* WHAT NEEDS TO BE DONE: Set down each record exactly as written.

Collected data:
>> START

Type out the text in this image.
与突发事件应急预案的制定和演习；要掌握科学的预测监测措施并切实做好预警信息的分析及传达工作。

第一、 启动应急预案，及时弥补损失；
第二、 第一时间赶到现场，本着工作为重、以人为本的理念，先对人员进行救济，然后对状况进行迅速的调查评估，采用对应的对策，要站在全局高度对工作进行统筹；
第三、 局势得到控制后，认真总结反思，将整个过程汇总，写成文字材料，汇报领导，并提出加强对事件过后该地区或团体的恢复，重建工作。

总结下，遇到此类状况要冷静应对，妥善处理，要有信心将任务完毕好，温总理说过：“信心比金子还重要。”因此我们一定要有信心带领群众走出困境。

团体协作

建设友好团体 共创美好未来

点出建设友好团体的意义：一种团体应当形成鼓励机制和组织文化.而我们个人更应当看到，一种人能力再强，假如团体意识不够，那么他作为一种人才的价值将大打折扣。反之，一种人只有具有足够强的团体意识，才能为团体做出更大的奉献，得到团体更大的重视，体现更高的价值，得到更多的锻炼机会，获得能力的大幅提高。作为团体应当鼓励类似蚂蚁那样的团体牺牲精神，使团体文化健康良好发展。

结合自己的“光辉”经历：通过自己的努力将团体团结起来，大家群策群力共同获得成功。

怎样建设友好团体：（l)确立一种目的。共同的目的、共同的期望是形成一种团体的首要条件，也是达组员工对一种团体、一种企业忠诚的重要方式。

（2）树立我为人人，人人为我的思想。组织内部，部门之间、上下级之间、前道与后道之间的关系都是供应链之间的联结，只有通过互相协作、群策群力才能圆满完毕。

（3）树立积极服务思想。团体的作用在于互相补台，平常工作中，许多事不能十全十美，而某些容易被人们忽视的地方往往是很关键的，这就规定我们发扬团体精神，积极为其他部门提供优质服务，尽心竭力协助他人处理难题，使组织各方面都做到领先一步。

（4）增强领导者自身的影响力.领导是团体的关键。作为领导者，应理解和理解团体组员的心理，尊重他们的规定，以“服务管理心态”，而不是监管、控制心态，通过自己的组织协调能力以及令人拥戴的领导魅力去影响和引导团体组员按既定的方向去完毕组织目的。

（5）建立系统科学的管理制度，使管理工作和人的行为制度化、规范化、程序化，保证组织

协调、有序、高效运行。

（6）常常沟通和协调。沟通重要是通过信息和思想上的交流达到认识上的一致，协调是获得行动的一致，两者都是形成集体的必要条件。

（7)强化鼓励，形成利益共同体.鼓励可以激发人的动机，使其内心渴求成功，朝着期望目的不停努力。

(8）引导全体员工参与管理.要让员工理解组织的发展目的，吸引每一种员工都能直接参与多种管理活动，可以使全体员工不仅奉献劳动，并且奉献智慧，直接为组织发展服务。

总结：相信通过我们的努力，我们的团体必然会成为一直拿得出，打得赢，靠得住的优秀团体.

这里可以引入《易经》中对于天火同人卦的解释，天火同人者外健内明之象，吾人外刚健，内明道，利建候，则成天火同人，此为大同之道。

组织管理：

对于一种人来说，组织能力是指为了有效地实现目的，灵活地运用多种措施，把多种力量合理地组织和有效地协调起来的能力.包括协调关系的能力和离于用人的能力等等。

>> END

* RESULT OF THE EXERCISE:
Type out the text in this image.
与突发事件应急预案的制定和演习；要掌握科学的预测监测措施并切实做好预警信息的分析及传达工作。

第一、 启动应急预案，及时弥补损失；
第二、 第一时间赶到现场，本着工作为重、以人为本的理念，先对人员进行救济，然后对状况进行迅速的调查评估，采用对应的对策，要站在全局高度对工作进行统筹；
第三、 局势得到控制后，认真总结反思，将整个过程汇总，写成文字材料，汇报领导，并提出加强对事件过后该地区或团体的恢复，重建工作。

总结下，遇到此类状况要冷静应对，妥善处理，要有信心将任务完毕好，温总理说过：“信心比金子还重要。”因此我们一定要有信心带领群众走出困境。

团体协作

建设友好团体 共创美好未来

点出建设友好团体的意义：一种团体应当形成鼓励机制和组织文化.而我们个人更应当看到，一种人能力再强，假如团体意识不够，那么他作为一种人才的价值将大打折扣。反之，一种人只有具有足够强的团体意识，才能为团体做出更大的奉献，得到团体更大的重视，体现更高的价值，得到更多的锻炼机会，获得能力的大幅提高。作为团体应当鼓励类似蚂蚁那样的团体牺牲精神，使团体文化健康良好发展。

结合自己的“光辉”经历：通过自己的努力将团体团结起来，大家群策群力共同获得成功。

怎样建设友好团体：（l)确立一种目的。共同的目的、共同的期望是形成一种团体的首要条件，也是达组员工对一种团体、一种企业忠诚的重要方式。

（2）树立我为人人，人人为我的思想。组织内部，部门之间、上下级之间、前道与后道之间的关系都是供应链之间的联结，只有通过互相协作、群策群力才能圆满完毕。

（3）树立积极服务思想。团体的作用在于互相补台，平常工作中，许多事不能十全十美，而某些容易被人们忽视的地方往往是很关键的，这就规定我们发扬团体精神，积极为其他部门提供优质服务，尽心竭力协助他人处理难题，使组织各方面都做到领先一步。

（4）增强领导者自身的影响力.领导是团体的关键。作为领导者，应理解和理解团体组员的心理，尊重他们的规定，以“服务管理心态”，而不是监管、控制心态，通过自己的组织协调能力以及令人拥戴的领导魅力去影响和引导团体组员按既定的方向去完毕组织目的。

（5）建立系统科学的管理制度，使管理工作和人的行为制度化、规范化、程序化，保证组织

协调、有序、高效运行。

（6）常常沟通和协调。沟通重要是通过信息和思想上的交流达到认识上的一致，协调是获得行动的一致，两者都是形成集体的必要条件。

（7)强化鼓励，形成利益共同体.鼓励可以激发人的动机，使其内心渴求成功，朝着期望目的不停努力。

(8）引导全体员工参与管理.要让员工理解组织的发展目的，吸引每一种员工都能直接参与多种管理活动，可以使全体员工不仅奉献劳动，并且奉献智慧，直接为组织发展服务。

总结：相信通过我们的努力，我们的团体必然会成为一直拿得出，打得赢，靠得住的优秀团体.

这里可以引入《易经》中对于天火同人卦的解释，天火同人者外健内明之象，吾人外刚健，内明道，利建候，则成天火同人，此为大同之道。

组织管理：

对于一种人来说，组织能力是指为了有效地实现目的，灵活地运用多种措施，把多种力量合理地组织和有效地协调起来的能力.包括协调关系的能力和离于用人的能力等等。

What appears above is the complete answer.